> Goal: Restate each line of the listing exactly, without carrying over any pictures.
■ ■ ■ ■ ■
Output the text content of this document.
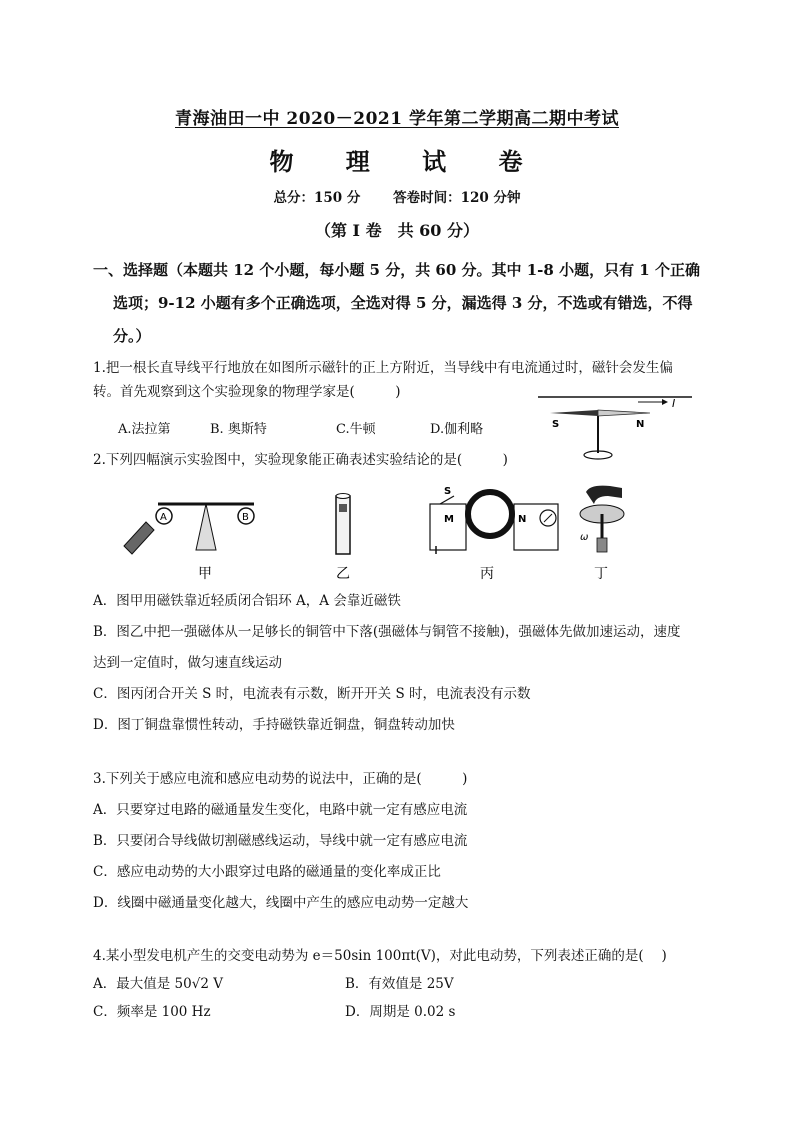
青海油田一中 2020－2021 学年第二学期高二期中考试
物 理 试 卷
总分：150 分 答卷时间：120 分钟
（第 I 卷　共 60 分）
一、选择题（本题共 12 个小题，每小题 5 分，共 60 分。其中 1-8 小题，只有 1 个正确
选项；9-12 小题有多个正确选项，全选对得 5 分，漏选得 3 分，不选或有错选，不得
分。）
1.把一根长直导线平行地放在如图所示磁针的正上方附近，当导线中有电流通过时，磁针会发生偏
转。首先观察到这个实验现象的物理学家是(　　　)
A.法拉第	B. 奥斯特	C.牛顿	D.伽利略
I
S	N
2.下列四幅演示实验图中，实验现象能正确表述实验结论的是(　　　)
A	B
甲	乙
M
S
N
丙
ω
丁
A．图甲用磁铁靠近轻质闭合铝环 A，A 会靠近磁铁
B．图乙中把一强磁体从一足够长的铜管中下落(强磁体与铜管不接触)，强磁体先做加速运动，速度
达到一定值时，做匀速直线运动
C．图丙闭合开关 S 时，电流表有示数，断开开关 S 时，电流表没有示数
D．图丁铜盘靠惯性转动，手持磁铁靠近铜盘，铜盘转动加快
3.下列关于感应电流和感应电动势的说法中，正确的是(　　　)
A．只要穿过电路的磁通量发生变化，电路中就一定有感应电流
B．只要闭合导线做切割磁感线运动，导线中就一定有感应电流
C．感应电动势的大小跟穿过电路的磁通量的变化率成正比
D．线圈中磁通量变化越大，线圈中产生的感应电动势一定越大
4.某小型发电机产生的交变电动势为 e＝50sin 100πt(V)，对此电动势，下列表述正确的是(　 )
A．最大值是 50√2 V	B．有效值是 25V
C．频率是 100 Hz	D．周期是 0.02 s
■ ■ ■ ■ ■
> Exercise solution:
Output the text content of this document.
青海油田一中 2020－2021 学年第二学期高二期中考试
物 理 试 卷
总分：150 分 答卷时间：120 分钟
（第 I 卷　共 60 分）
一、选择题（本题共 12 个小题，每小题 5 分，共 60 分。其中 1-8 小题，只有 1 个正确
选项；9-12 小题有多个正确选项，全选对得 5 分，漏选得 3 分，不选或有错选，不得
分。）
1.把一根长直导线平行地放在如图所示磁针的正上方附近，当导线中有电流通过时，磁针会发生偏
转。首先观察到这个实验现象的物理学家是(　　　)
A.法拉第	B. 奥斯特	C.牛顿	D.伽利略
I
S	N
2.下列四幅演示实验图中，实验现象能正确表述实验结论的是(　　　)
A	B
甲	乙
M
S
N
丙
ω
丁
A．图甲用磁铁靠近轻质闭合铝环 A，A 会靠近磁铁
B．图乙中把一强磁体从一足够长的铜管中下落(强磁体与铜管不接触)，强磁体先做加速运动，速度
达到一定值时，做匀速直线运动
C．图丙闭合开关 S 时，电流表有示数，断开开关 S 时，电流表没有示数
D．图丁铜盘靠惯性转动，手持磁铁靠近铜盘，铜盘转动加快
3.下列关于感应电流和感应电动势的说法中，正确的是(　　　)
A．只要穿过电路的磁通量发生变化，电路中就一定有感应电流
B．只要闭合导线做切割磁感线运动，导线中就一定有感应电流
C．感应电动势的大小跟穿过电路的磁通量的变化率成正比
D．线圈中磁通量变化越大，线圈中产生的感应电动势一定越大
4.某小型发电机产生的交变电动势为 e＝50sin 100πt(V)，对此电动势，下列表述正确的是(　 )
A．最大值是 50√2 V	B．有效值是 25V
C．频率是 100 Hz	D．周期是 0.02 s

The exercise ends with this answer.